[BEGIN Given records]

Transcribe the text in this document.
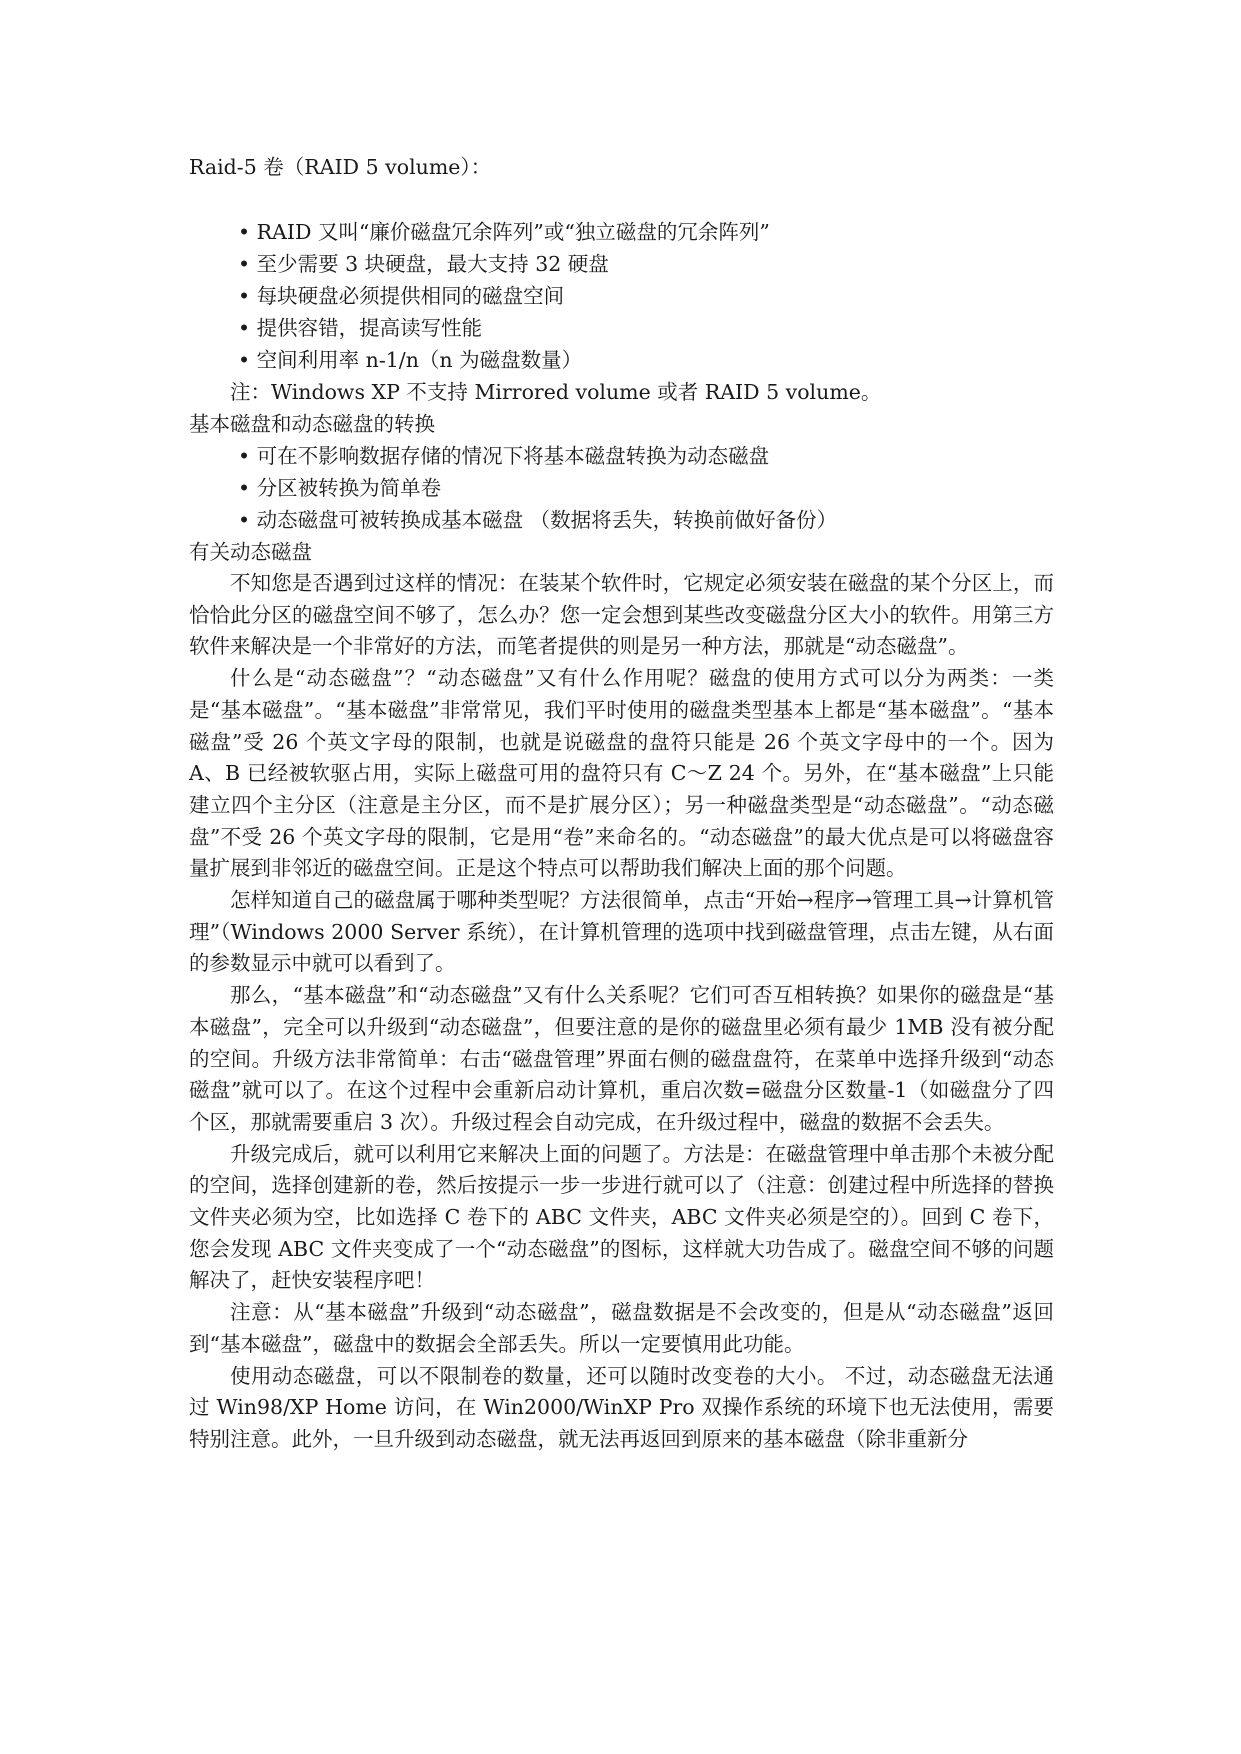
Raid-5 卷（RAID 5 volume）：
• RAID 又叫“廉价磁盘冗余阵列”或“独立磁盘的冗余阵列”
• 至少需要 3 块硬盘，最大支持 32 硬盘
• 每块硬盘必须提供相同的磁盘空间
• 提供容错，提高读写性能
• 空间利用率 n-1/n（n 为磁盘数量）
注：Windows XP 不支持 Mirrored volume 或者 RAID 5 volume。
基本磁盘和动态磁盘的转换
• 可在不影响数据存储的情况下将基本磁盘转换为动态磁盘
• 分区被转换为简单卷
• 动态磁盘可被转换成基本磁盘 （数据将丢失，转换前做好备份）
有关动态磁盘

不知您是否遇到过这样的情况：在装某个软件时，它规定必须安装在磁盘的某个分区上，而恰恰此分区的磁盘空间不够了，怎么办？您一定会想到某些改变磁盘分区大小的软件。用第三方软件来解决是一个非常好的方法，而笔者提供的则是另一种方法，那就是“动态磁盘”。

什么是“动态磁盘”？“动态磁盘”又有什么作用呢？磁盘的使用方式可以分为两类：一类是“基本磁盘”。“基本磁盘”非常常见，我们平时使用的磁盘类型基本上都是“基本磁盘”。“基本磁盘”受 26 个英文字母的限制，也就是说磁盘的盘符只能是 26 个英文字母中的一个。因为 A、B 已经被软驱占用，实际上磁盘可用的盘符只有 C～Z 24 个。另外，在“基本磁盘”上只能建立四个主分区（注意是主分区，而不是扩展分区）；另一种磁盘类型是“动态磁盘”。“动态磁盘”不受 26 个英文字母的限制，它是用“卷”来命名的。“动态磁盘”的最大优点是可以将磁盘容量扩展到非邻近的磁盘空间。正是这个特点可以帮助我们解决上面的那个问题。

怎样知道自己的磁盘属于哪种类型呢？方法很简单，点击“开始→程序→管理工具→计算机管理”（Windows 2000 Server 系统），在计算机管理的选项中找到磁盘管理，点击左键，从右面的参数显示中就可以看到了。

那么，“基本磁盘”和“动态磁盘”又有什么关系呢？它们可否互相转换？如果你的磁盘是“基本磁盘”，完全可以升级到“动态磁盘”，但要注意的是你的磁盘里必须有最少 1MB 没有被分配的空间。升级方法非常简单：右击“磁盘管理”界面右侧的磁盘盘符，在菜单中选择升级到“动态磁盘”就可以了。在这个过程中会重新启动计算机，重启次数=磁盘分区数量-1（如磁盘分了四个区，那就需要重启 3 次）。升级过程会自动完成，在升级过程中，磁盘的数据不会丢失。

升级完成后，就可以利用它来解决上面的问题了。方法是：在磁盘管理中单击那个未被分配的空间，选择创建新的卷，然后按提示一步一步进行就可以了（注意：创建过程中所选择的替换文件夹必须为空，比如选择 C 卷下的 ABC 文件夹，ABC 文件夹必须是空的）。回到 C 卷下，您会发现 ABC 文件夹变成了一个“动态磁盘”的图标，这样就大功告成了。磁盘空间不够的问题解决了，赶快安装程序吧！

注意：从“基本磁盘”升级到“动态磁盘”，磁盘数据是不会改变的，但是从“动态磁盘”返回到“基本磁盘”，磁盘中的数据会全部丢失。所以一定要慎用此功能。

使用动态磁盘，可以不限制卷的数量，还可以随时改变卷的大小。 不过，动态磁盘无法通过 Win98/XP Home 访问，在 Win2000/WinXP Pro 双操作系统的环境下也无法使用，需要特别注意。此外，一旦升级到动态磁盘，就无法再返回到原来的基本磁盘（除非重新分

[END Given records]

Instructions for the task:
Show each line in the entries that holds the string "Windows".

Answer:
注：Windows XP 不支持 Mirrored volume 或者 RAID 5 volume。
怎样知道自己的磁盘属于哪种类型呢？方法很简单，点击“开始→程序→管理工具→计算机管理”（Windows 2000 Server 系统），在计算机管理的选项中找到磁盘管理，点击左键，从右面的参数显示中就可以看到了。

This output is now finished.